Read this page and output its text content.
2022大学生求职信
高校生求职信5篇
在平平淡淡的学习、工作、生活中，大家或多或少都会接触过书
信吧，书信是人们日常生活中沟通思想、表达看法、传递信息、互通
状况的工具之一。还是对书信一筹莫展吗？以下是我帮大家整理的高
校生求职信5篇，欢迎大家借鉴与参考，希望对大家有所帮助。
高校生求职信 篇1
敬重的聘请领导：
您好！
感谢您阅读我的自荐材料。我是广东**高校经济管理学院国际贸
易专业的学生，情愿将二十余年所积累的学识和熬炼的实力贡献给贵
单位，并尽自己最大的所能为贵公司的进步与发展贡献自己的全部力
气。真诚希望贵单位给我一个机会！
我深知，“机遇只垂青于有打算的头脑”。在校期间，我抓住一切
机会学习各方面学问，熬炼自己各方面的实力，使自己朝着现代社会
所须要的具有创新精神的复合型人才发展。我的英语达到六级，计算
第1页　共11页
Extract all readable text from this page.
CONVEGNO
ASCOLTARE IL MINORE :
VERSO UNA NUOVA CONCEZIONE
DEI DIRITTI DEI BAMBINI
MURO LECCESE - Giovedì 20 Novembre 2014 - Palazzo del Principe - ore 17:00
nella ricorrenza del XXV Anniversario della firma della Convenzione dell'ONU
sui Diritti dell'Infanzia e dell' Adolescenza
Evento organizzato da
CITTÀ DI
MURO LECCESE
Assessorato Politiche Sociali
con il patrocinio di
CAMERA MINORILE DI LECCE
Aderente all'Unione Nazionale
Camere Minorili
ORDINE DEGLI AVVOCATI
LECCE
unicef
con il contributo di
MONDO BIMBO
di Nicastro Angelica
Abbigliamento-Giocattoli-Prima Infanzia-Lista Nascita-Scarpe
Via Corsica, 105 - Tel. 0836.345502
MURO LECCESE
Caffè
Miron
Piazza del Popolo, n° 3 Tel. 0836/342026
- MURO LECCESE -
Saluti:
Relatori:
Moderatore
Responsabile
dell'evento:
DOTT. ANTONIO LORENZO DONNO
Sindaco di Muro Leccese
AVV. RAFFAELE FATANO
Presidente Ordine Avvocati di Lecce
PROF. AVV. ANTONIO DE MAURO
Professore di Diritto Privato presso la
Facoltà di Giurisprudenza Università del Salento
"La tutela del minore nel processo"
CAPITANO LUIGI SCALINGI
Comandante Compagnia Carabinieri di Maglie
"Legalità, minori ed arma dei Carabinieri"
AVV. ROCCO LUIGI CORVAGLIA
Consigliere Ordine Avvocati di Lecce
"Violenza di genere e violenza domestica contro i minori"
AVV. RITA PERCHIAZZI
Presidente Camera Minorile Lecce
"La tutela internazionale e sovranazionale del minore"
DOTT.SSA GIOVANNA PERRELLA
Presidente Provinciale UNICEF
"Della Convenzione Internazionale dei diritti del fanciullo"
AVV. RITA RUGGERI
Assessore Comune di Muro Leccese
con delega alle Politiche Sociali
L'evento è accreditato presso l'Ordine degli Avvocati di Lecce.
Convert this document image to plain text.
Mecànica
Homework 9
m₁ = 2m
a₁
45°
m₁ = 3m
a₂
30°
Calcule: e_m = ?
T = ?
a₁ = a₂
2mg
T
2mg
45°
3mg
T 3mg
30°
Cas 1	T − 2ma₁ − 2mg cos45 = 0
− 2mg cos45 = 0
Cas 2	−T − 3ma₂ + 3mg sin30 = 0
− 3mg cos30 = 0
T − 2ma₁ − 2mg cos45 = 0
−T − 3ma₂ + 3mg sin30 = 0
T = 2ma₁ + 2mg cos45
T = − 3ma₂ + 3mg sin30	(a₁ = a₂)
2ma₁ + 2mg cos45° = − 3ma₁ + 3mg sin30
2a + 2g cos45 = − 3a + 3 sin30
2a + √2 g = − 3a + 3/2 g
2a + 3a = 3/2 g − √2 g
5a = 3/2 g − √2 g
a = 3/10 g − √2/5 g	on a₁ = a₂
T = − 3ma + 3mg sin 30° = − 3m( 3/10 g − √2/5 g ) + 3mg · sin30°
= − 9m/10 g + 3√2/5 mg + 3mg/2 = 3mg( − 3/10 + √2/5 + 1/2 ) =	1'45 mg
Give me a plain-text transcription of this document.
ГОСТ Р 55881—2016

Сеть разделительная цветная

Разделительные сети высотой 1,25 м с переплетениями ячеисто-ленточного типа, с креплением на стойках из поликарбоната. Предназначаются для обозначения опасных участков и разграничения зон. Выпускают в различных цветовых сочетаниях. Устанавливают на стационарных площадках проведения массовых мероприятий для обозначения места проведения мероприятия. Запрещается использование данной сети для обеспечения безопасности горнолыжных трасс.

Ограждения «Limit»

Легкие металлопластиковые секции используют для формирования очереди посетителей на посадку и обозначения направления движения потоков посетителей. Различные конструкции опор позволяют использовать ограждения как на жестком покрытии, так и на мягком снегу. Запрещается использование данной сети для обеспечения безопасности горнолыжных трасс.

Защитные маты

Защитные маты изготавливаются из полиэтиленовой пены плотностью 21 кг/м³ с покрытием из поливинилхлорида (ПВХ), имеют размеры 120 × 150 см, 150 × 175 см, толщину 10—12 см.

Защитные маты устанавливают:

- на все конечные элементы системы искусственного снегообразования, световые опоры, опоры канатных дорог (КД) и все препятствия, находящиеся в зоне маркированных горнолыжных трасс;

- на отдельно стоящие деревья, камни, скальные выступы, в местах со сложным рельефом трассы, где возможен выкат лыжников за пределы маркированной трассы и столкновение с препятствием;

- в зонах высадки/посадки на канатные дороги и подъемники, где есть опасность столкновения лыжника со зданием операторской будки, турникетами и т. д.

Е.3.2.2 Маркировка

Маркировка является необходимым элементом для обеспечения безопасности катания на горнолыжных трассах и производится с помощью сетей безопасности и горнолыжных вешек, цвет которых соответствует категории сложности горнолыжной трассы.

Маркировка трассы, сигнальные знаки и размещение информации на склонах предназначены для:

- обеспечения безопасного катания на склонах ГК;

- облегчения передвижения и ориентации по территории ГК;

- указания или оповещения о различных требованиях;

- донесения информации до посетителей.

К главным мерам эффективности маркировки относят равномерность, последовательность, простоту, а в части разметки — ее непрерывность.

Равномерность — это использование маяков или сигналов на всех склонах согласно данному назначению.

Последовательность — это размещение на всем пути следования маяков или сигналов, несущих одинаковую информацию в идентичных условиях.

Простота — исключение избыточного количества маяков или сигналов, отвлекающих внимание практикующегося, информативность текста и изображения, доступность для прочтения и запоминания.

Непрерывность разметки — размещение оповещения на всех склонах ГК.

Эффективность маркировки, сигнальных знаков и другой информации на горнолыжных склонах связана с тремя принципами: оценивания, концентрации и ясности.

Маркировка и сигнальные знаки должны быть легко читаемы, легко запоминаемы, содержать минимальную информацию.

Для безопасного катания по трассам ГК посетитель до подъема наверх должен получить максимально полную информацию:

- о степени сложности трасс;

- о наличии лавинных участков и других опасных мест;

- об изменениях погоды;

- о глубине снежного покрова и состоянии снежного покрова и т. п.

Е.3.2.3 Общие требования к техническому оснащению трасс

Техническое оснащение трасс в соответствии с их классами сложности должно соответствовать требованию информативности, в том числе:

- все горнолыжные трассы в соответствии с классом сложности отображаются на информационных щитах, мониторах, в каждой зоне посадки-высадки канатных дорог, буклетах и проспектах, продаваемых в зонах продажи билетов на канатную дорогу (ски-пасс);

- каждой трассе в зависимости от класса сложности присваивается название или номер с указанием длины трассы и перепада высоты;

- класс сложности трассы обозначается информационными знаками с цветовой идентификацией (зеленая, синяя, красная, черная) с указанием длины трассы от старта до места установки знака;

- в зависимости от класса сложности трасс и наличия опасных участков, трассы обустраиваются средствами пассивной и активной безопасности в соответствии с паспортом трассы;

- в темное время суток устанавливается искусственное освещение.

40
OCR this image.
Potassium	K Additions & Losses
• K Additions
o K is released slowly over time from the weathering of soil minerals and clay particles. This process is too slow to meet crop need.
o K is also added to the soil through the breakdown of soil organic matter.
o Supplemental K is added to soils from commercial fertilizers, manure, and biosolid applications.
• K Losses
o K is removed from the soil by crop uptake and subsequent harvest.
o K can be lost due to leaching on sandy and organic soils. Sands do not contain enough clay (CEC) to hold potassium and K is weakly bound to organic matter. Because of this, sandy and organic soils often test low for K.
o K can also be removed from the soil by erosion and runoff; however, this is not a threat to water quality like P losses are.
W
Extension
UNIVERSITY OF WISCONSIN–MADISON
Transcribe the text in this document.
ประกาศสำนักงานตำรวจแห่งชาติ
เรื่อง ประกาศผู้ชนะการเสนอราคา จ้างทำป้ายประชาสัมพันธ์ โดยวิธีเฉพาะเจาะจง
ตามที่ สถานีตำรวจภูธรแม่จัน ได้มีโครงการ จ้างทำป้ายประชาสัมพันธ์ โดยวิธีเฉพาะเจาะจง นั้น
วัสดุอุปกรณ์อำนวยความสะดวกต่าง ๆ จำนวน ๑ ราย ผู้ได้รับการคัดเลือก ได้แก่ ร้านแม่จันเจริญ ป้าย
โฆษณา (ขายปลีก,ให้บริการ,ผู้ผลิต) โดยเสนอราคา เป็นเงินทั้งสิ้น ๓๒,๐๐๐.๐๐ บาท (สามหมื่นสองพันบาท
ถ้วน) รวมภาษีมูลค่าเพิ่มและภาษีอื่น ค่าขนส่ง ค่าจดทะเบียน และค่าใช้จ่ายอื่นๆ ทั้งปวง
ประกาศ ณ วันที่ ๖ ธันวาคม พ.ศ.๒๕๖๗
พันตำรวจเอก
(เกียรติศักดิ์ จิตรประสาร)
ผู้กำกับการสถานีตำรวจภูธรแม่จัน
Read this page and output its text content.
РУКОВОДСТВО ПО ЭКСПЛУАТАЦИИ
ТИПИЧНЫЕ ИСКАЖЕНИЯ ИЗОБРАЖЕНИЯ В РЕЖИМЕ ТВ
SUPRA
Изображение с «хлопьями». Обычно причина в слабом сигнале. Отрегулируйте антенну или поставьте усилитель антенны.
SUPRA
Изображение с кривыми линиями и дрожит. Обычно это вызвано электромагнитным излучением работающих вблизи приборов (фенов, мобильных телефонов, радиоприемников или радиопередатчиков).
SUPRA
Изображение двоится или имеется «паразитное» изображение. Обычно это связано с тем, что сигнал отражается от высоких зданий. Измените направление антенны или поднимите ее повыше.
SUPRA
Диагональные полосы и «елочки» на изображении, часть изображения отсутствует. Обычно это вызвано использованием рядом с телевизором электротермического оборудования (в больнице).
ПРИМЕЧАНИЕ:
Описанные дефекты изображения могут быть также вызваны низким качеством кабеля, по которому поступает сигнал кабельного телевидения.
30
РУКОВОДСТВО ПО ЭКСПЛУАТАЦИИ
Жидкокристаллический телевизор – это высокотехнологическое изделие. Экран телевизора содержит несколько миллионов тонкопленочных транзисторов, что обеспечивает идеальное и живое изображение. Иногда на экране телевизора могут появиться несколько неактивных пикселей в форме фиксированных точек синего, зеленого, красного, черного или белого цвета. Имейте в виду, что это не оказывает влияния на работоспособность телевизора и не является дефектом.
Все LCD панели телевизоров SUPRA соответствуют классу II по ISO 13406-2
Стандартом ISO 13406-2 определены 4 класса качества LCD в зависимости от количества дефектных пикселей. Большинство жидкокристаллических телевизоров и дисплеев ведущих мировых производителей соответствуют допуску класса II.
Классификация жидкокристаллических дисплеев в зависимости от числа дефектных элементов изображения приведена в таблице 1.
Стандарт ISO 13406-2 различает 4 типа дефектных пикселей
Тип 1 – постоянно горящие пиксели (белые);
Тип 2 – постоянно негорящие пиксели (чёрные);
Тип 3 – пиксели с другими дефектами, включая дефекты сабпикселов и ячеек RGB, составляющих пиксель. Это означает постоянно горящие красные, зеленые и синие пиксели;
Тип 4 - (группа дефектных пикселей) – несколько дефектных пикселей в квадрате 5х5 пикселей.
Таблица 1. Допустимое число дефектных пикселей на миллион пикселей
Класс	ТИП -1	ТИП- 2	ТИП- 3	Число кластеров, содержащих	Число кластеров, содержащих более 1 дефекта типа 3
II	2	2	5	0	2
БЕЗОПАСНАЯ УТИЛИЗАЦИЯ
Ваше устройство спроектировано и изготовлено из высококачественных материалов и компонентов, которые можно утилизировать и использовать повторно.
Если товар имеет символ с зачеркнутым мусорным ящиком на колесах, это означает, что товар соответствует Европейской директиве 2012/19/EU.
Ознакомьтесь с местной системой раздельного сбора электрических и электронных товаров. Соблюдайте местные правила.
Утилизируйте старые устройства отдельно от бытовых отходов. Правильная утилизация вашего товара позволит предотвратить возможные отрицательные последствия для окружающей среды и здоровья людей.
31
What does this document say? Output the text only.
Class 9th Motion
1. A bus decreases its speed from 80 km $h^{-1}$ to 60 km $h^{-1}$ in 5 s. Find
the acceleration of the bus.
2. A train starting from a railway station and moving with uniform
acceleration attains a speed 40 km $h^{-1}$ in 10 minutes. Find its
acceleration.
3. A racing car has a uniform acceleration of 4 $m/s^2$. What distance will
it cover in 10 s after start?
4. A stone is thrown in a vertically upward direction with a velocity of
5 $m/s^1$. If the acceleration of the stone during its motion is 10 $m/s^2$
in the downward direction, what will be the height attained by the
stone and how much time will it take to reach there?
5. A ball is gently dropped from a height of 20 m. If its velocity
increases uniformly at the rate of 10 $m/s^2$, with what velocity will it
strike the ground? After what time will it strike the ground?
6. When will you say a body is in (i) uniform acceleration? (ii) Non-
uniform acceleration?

Do this: Find every line with "маяков" in the listing and state how many there are, nothing else.

Written answer: 3